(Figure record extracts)
* * * * * * *

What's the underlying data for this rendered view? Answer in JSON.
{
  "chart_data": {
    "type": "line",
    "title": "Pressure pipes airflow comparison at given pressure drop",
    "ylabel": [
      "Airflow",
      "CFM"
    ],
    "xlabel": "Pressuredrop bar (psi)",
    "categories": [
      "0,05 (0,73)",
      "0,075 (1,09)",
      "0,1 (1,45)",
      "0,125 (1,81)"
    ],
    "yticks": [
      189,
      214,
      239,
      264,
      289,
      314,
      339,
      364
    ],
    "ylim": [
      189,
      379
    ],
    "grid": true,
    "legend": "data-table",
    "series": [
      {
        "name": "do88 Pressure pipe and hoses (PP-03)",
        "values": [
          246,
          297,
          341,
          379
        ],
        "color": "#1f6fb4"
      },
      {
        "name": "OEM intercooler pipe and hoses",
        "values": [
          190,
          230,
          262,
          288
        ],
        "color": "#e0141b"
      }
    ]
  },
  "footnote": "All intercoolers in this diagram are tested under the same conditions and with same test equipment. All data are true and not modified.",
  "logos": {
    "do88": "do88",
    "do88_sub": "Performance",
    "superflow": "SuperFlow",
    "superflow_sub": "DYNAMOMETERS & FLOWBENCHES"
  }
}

* * * * * * *

- [What the task requires]: All of the entries must be written out exactly as they stand.

- [Correct answer]:
What's the underlying data for this rendered view? Answer in JSON.
{
  "chart_data": {
    "type": "line",
    "title": "Pressure pipes airflow comparison at given pressure drop",
    "ylabel": [
      "Airflow",
      "CFM"
    ],
    "xlabel": "Pressuredrop bar (psi)",
    "categories": [
      "0,05 (0,73)",
      "0,075 (1,09)",
      "0,1 (1,45)",
      "0,125 (1,81)"
    ],
    "yticks": [
      189,
      214,
      239,
      264,
      289,
      314,
      339,
      364
    ],
    "ylim": [
      189,
      379
    ],
    "grid": true,
    "legend": "data-table",
    "series": [
      {
        "name": "do88 Pressure pipe and hoses (PP-03)",
        "values": [
          246,
          297,
          341,
          379
        ],
        "color": "#1f6fb4"
      },
      {
        "name": "OEM intercooler pipe and hoses",
        "values": [
          190,
          230,
          262,
          288
        ],
        "color": "#e0141b"
      }
    ]
  },
  "footnote": "All intercoolers in this diagram are tested under the same conditions and with same test equipment. All data are true and not modified.",
  "logos": {
    "do88": "do88",
    "do88_sub": "Performance",
    "superflow": "SuperFlow",
    "superflow_sub": "DYNAMOMETERS & FLOWBENCHES"
  }
}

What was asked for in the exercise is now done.